┌─ Given entries
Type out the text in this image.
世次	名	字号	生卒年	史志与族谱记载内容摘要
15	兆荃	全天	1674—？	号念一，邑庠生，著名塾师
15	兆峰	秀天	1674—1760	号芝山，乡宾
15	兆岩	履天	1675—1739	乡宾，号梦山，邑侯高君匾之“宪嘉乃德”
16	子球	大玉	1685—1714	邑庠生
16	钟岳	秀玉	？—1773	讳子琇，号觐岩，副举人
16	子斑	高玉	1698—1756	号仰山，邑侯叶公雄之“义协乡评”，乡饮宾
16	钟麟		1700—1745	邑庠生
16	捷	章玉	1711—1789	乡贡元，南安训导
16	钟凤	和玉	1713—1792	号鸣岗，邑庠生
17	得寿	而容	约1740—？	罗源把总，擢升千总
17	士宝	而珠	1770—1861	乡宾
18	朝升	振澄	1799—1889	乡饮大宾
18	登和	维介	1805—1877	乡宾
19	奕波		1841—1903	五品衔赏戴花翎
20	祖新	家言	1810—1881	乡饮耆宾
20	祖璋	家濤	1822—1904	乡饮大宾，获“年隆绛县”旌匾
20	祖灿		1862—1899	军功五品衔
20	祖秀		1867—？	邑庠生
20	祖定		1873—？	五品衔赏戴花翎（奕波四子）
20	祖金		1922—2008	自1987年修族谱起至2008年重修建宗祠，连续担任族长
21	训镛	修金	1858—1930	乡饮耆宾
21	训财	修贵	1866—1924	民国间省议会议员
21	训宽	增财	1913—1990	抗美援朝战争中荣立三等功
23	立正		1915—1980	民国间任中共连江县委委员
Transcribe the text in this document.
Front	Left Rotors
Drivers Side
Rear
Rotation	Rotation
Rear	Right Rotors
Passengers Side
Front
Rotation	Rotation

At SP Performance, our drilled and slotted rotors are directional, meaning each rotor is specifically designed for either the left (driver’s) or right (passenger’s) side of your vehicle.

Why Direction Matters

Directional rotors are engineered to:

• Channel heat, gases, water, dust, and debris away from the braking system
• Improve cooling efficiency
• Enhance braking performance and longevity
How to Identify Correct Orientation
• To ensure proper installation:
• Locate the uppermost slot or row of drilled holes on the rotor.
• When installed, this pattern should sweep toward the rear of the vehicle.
└─
▸ **Given task**
State how many lines of the records above contain "乡饮耆宾", with no words besides the number.

▸ **Result of this task**
2